━━━━━ DATA TO USE
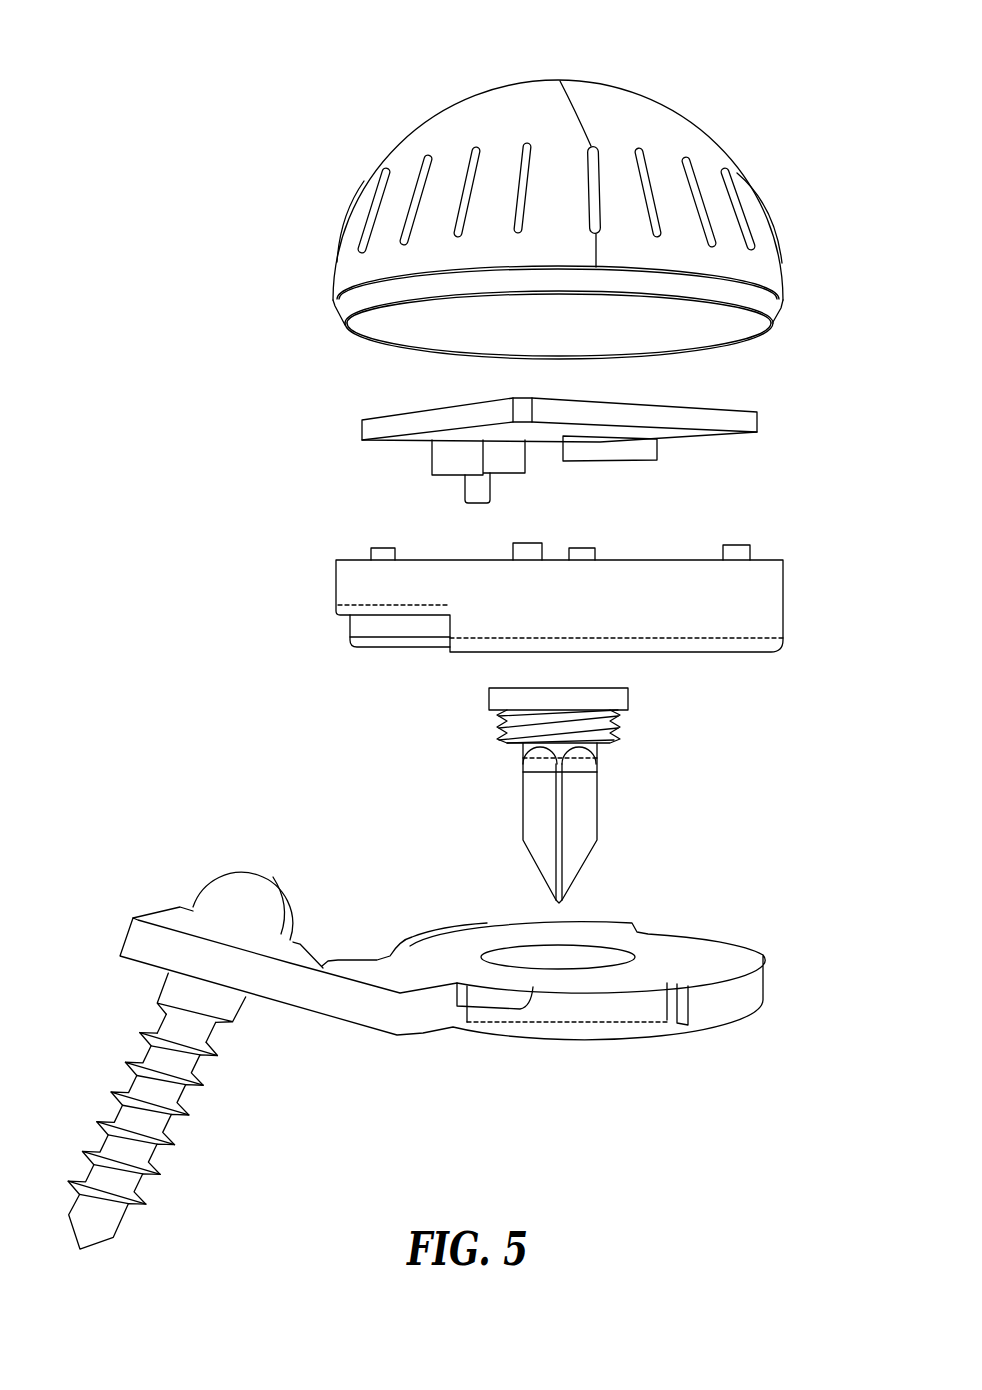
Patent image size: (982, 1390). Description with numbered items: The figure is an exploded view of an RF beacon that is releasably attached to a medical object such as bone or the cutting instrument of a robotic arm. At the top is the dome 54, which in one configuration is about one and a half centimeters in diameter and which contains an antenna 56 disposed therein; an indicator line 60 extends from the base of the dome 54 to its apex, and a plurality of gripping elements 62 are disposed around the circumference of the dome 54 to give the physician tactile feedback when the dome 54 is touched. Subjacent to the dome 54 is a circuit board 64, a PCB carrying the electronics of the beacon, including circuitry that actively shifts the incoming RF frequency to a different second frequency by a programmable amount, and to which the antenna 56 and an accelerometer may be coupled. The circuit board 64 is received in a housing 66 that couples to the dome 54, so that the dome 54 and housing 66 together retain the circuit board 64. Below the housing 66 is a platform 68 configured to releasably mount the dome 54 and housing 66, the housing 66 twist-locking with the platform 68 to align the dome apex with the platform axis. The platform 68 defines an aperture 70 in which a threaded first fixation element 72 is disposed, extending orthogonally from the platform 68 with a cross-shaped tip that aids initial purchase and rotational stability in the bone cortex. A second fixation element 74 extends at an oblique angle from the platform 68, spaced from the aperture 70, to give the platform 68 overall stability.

The dome 54 is at (677, 110).
The antenna 56 is at (562, 82).
The indicator line 60 is at (590, 118).
The gripping elements 62 is at (735, 184).
The circuit board 64 is at (362, 433).
The housing 66 is at (336, 566).
The platform 68 is at (698, 955).
The aperture 70 is at (535, 957).
The first fixation element 72 is at (523, 800).
The second fixation element 74 is at (185, 1094).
━━━━━━━━━━
OBJECTIVE: Please print every line of the data above verbatim, leaving out the pictures.

REPLY:
Patent image size: (982, 1390). Description with numbered items: The figure is an exploded view of an RF beacon that is releasably attached to a medical object such as bone or the cutting instrument of a robotic arm. At the top is the dome 54, which in one configuration is about one and a half centimeters in diameter and which contains an antenna 56 disposed therein; an indicator line 60 extends from the base of the dome 54 to its apex, and a plurality of gripping elements 62 are disposed around the circumference of the dome 54 to give the physician tactile feedback when the dome 54 is touched. Subjacent to the dome 54 is a circuit board 64, a PCB carrying the electronics of the beacon, including circuitry that actively shifts the incoming RF frequency to a different second frequency by a programmable amount, and to which the antenna 56 and an accelerometer may be coupled. The circuit board 64 is received in a housing 66 that couples to the dome 54, so that the dome 54 and housing 66 together retain the circuit board 64. Below the housing 66 is a platform 68 configured to releasably mount the dome 54 and housing 66, the housing 66 twist-locking with the platform 68 to align the dome apex with the platform axis. The platform 68 defines an aperture 70 in which a threaded first fixation element 72 is disposed, extending orthogonally from the platform 68 with a cross-shaped tip that aids initial purchase and rotational stability in the bone cortex. A second fixation element 74 extends at an oblique angle from the platform 68, spaced from the aperture 70, to give the platform 68 overall stability.

The dome 54 is at (677, 110).
The antenna 56 is at (562, 82).
The indicator line 60 is at (590, 118).
The gripping elements 62 is at (735, 184).
The circuit board 64 is at (362, 433).
The housing 66 is at (336, 566).
The platform 68 is at (698, 955).
The aperture 70 is at (535, 957).
The first fixation element 72 is at (523, 800).
The second fixation element 74 is at (185, 1094).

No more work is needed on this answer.